Stated problem ▸ Lines containing the word "Contmatic" are the ones to copy from the records below.

## START Data for this task

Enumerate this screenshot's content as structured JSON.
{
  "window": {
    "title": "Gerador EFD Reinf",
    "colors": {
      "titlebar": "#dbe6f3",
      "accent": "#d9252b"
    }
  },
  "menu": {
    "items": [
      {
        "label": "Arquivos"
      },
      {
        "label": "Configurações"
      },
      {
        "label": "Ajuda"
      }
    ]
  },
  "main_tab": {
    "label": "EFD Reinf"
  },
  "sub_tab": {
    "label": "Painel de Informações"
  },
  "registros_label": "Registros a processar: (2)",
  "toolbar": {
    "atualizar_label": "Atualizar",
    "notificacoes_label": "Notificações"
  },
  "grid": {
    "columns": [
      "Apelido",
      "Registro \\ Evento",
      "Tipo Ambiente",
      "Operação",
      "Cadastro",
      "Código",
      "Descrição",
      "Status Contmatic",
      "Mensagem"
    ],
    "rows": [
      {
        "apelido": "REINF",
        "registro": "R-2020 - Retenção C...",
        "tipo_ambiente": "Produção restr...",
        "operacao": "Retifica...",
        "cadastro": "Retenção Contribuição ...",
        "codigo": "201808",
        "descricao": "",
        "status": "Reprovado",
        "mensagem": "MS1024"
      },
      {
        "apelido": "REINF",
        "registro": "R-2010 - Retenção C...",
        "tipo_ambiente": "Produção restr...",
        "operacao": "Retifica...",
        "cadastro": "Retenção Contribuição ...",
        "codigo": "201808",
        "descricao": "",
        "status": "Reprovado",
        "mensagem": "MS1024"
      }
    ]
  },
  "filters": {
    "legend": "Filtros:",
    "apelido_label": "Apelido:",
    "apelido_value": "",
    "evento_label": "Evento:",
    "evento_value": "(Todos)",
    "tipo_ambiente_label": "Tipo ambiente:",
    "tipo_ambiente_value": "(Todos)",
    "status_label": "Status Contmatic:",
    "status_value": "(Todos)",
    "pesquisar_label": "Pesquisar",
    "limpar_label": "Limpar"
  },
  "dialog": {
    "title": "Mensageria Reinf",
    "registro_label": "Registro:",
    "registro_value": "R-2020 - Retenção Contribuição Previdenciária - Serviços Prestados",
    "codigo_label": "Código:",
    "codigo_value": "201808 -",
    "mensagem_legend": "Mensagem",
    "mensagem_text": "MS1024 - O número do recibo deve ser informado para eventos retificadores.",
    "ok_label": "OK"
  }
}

## END Data for this task

Finished exercise ▸
      "Status Contmatic",
    "status_label": "Status Contmatic:",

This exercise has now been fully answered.